Written problem -
The records below hold pictures; please leave those out and retype the rest exactly.

Record excerpts -

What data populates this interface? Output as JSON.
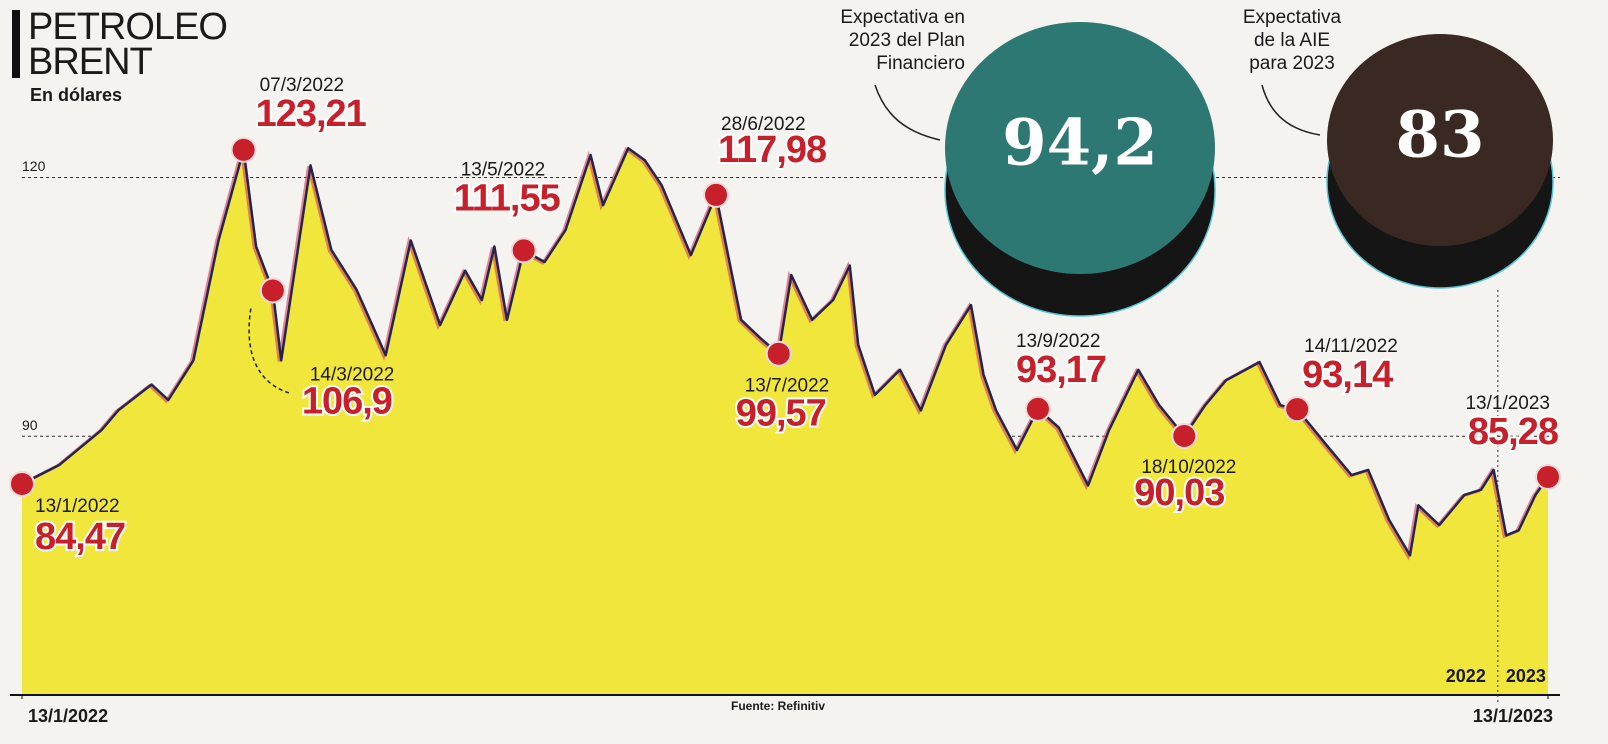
{
  "chart_data": {
    "type": "area",
    "title_lines": [
      "PETROLEO",
      "BRENT"
    ],
    "subtitle": "En dólares",
    "source": "Fuente: Refinitiv",
    "color": "#26244f",
    "fill_color": "#f1e63c",
    "x": [
      "2022-01-13",
      "2022-01-22",
      "2022-02-01",
      "2022-02-05",
      "2022-02-13",
      "2022-02-17",
      "2022-02-23",
      "2022-03-01",
      "2022-03-07",
      "2022-03-10",
      "2022-03-14",
      "2022-03-16",
      "2022-03-23",
      "2022-03-28",
      "2022-04-03",
      "2022-04-10",
      "2022-04-16",
      "2022-04-23",
      "2022-04-29",
      "2022-05-03",
      "2022-05-06",
      "2022-05-09",
      "2022-05-13",
      "2022-05-18",
      "2022-05-23",
      "2022-05-29",
      "2022-06-01",
      "2022-06-07",
      "2022-06-11",
      "2022-06-15",
      "2022-06-22",
      "2022-06-28",
      "2022-07-04",
      "2022-07-09",
      "2022-07-13",
      "2022-07-16",
      "2022-07-21",
      "2022-07-26",
      "2022-07-30",
      "2022-08-01",
      "2022-08-05",
      "2022-08-11",
      "2022-08-16",
      "2022-08-22",
      "2022-08-28",
      "2022-08-31",
      "2022-09-03",
      "2022-09-08",
      "2022-09-13",
      "2022-09-18",
      "2022-09-25",
      "2022-09-30",
      "2022-10-07",
      "2022-10-12",
      "2022-10-18",
      "2022-10-23",
      "2022-10-28",
      "2022-11-05",
      "2022-11-10",
      "2022-11-14",
      "2022-11-21",
      "2022-11-27",
      "2022-12-01",
      "2022-12-06",
      "2022-12-11",
      "2022-12-13",
      "2022-12-18",
      "2022-12-24",
      "2022-12-28",
      "2022-12-31",
      "2023-01-03",
      "2023-01-06",
      "2023-01-10",
      "2023-01-13"
    ],
    "values": [
      84.47,
      86.7,
      90.7,
      93.0,
      96.0,
      94.2,
      98.8,
      112.7,
      123.21,
      112.0,
      106.9,
      98.8,
      121.4,
      111.6,
      107.0,
      99.4,
      112.7,
      102.9,
      109.2,
      105.8,
      112.0,
      103.5,
      111.55,
      110.2,
      113.9,
      122.6,
      116.8,
      123.4,
      122.0,
      119.1,
      111.0,
      117.98,
      103.5,
      101.2,
      99.57,
      108.7,
      103.5,
      105.8,
      109.8,
      100.6,
      94.8,
      97.7,
      93.0,
      100.6,
      105.2,
      97.1,
      93.0,
      88.4,
      93.17,
      91.0,
      84.3,
      90.7,
      97.7,
      93.6,
      90.03,
      93.6,
      96.5,
      98.6,
      93.6,
      93.14,
      89.0,
      85.5,
      86.1,
      80.3,
      76.2,
      82.0,
      79.7,
      83.2,
      83.8,
      86.1,
      78.5,
      79.1,
      83.2,
      85.28
    ],
    "xlim": [
      "2022-01-13",
      "2023-01-13"
    ],
    "xticks": [
      {
        "value": "2022-01-13",
        "label": "13/1/2022"
      },
      {
        "value": "2023-01-13",
        "label": "13/1/2023"
      }
    ],
    "ylim": [
      60,
      140
    ],
    "yticks": [
      60,
      90,
      120
    ],
    "grid": true,
    "year_divider": {
      "date": "2023-01-01",
      "labels": [
        "2022",
        "2023"
      ]
    },
    "annotations": [
      {
        "date": "13/1/2022",
        "value": 84.47,
        "value_label": "84,47"
      },
      {
        "date": "07/3/2022",
        "value": 123.21,
        "value_label": "123,21"
      },
      {
        "date": "14/3/2022",
        "value": 106.9,
        "value_label": "106,9"
      },
      {
        "date": "13/5/2022",
        "value": 111.55,
        "value_label": "111,55"
      },
      {
        "date": "28/6/2022",
        "value": 117.98,
        "value_label": "117,98"
      },
      {
        "date": "13/7/2022",
        "value": 99.57,
        "value_label": "99,57"
      },
      {
        "date": "13/9/2022",
        "value": 93.17,
        "value_label": "93,17"
      },
      {
        "date": "18/10/2022",
        "value": 90.03,
        "value_label": "90,03"
      },
      {
        "date": "14/11/2022",
        "value": 93.14,
        "value_label": "93,14"
      },
      {
        "date": "13/1/2023",
        "value": 85.28,
        "value_label": "85,28"
      }
    ],
    "forecasts": [
      {
        "label_lines": [
          "Expectativa en",
          "2023 del Plan",
          "Financiero"
        ],
        "value": 94.2,
        "value_label": "94,2",
        "color": "#2e7874"
      },
      {
        "label_lines": [
          "Expectativa",
          "de la AIE",
          "para 2023"
        ],
        "value": 83,
        "value_label": "83",
        "color": "#3a2923"
      }
    ]
  }
}
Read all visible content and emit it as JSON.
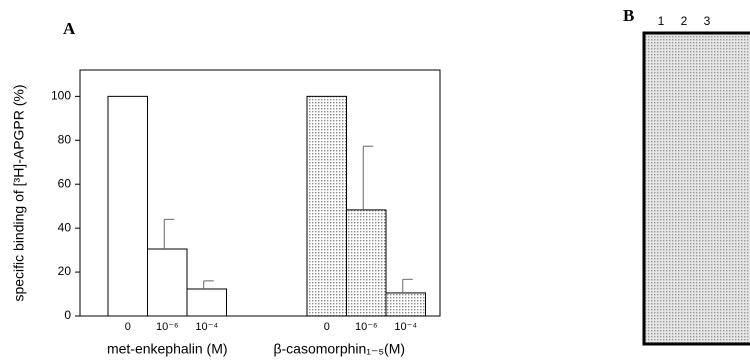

Response -
What data populates this interface? Output as JSON.
{
  "chart_data": {
    "type": "area",
    "title_lines": [
      "PETROLEO",
      "BRENT"
    ],
    "subtitle": "En dólares",
    "source": "Fuente: Refinitiv",
    "color": "#26244f",
    "fill_color": "#f1e63c",
    "x": [
      "2022-01-13",
      "2022-01-22",
      "2022-02-01",
      "2022-02-05",
      "2022-02-13",
      "2022-02-17",
      "2022-02-23",
      "2022-03-01",
      "2022-03-07",
      "2022-03-10",
      "2022-03-14",
      "2022-03-16",
      "2022-03-23",
      "2022-03-28",
      "2022-04-03",
      "2022-04-10",
      "2022-04-16",
      "2022-04-23",
      "2022-04-29",
      "2022-05-03",
      "2022-05-06",
      "2022-05-09",
      "2022-05-13",
      "2022-05-18",
      "2022-05-23",
      "2022-05-29",
      "2022-06-01",
      "2022-06-07",
      "2022-06-11",
      "2022-06-15",
      "2022-06-22",
      "2022-06-28",
      "2022-07-04",
      "2022-07-09",
      "2022-07-13",
      "2022-07-16",
      "2022-07-21",
      "2022-07-26",
      "2022-07-30",
      "2022-08-01",
      "2022-08-05",
      "2022-08-11",
      "2022-08-16",
      "2022-08-22",
      "2022-08-28",
      "2022-08-31",
      "2022-09-03",
      "2022-09-08",
      "2022-09-13",
      "2022-09-18",
      "2022-09-25",
      "2022-09-30",
      "2022-10-07",
      "2022-10-12",
      "2022-10-18",
      "2022-10-23",
      "2022-10-28",
      "2022-11-05",
      "2022-11-10",
      "2022-11-14",
      "2022-11-21",
      "2022-11-27",
      "2022-12-01",
      "2022-12-06",
      "2022-12-11",
      "2022-12-13",
      "2022-12-18",
      "2022-12-24",
      "2022-12-28",
      "2022-12-31",
      "2023-01-03",
      "2023-01-06",
      "2023-01-10",
      "2023-01-13"
    ],
    "values": [
      84.47,
      86.7,
      90.7,
      93.0,
      96.0,
      94.2,
      98.8,
      112.7,
      123.21,
      112.0,
      106.9,
      98.8,
      121.4,
      111.6,
      107.0,
      99.4,
      112.7,
      102.9,
      109.2,
      105.8,
      112.0,
      103.5,
      111.55,
      110.2,
      113.9,
      122.6,
      116.8,
      123.4,
      122.0,
      119.1,
      111.0,
      117.98,
      103.5,
      101.2,
      99.57,
      108.7,
      103.5,
      105.8,
      109.8,
      100.6,
      94.8,
      97.7,
      93.0,
      100.6,
      105.2,
      97.1,
      93.0,
      88.4,
      93.17,
      91.0,
      84.3,
      90.7,
      97.7,
      93.6,
      90.03,
      93.6,
      96.5,
      98.6,
      93.6,
      93.14,
      89.0,
      85.5,
      86.1,
      80.3,
      76.2,
      82.0,
      79.7,
      83.2,
      83.8,
      86.1,
      78.5,
      79.1,
      83.2,
      85.28
    ],
    "xlim": [
      "2022-01-13",
      "2023-01-13"
    ],
    "xticks": [
      {
        "value": "2022-01-13",
        "label": "13/1/2022"
      },
      {
        "value": "2023-01-13",
        "label": "13/1/2023"
      }
    ],
    "ylim": [
      60,
      140
    ],
    "yticks": [
      60,
      90,
      120
    ],
    "grid": true,
    "year_divider": {
      "date": "2023-01-01",
      "labels": [
        "2022",
        "2023"
      ]
    },
    "annotations": [
      {
        "date": "13/1/2022",
        "value": 84.47,
        "value_label": "84,47"
      },
      {
        "date": "07/3/2022",
        "value": 123.21,
        "value_label": "123,21"
      },
      {
        "date": "14/3/2022",
        "value": 106.9,
        "value_label": "106,9"
      },
      {
        "date": "13/5/2022",
        "value": 111.55,
        "value_label": "111,55"
      },
      {
        "date": "28/6/2022",
        "value": 117.98,
        "value_label": "117,98"
      },
      {
        "date": "13/7/2022",
        "value": 99.57,
        "value_label": "99,57"
      },
      {
        "date": "13/9/2022",
        "value": 93.17,
        "value_label": "93,17"
      },
      {
        "date": "18/10/2022",
        "value": 90.03,
        "value_label": "90,03"
      },
      {
        "date": "14/11/2022",
        "value": 93.14,
        "value_label": "93,14"
      },
      {
        "date": "13/1/2023",
        "value": 85.28,
        "value_label": "85,28"
      }
    ],
    "forecasts": [
      {
        "label_lines": [
          "Expectativa en",
          "2023 del Plan",
          "Financiero"
        ],
        "value": 94.2,
        "value_label": "94,2",
        "color": "#2e7874"
      },
      {
        "label_lines": [
          "Expectativa",
          "de la AIE",
          "para 2023"
        ],
        "value": 83,
        "value_label": "83",
        "color": "#3a2923"
      }
    ]
  }
}
Read all visible content and emit it as JSON.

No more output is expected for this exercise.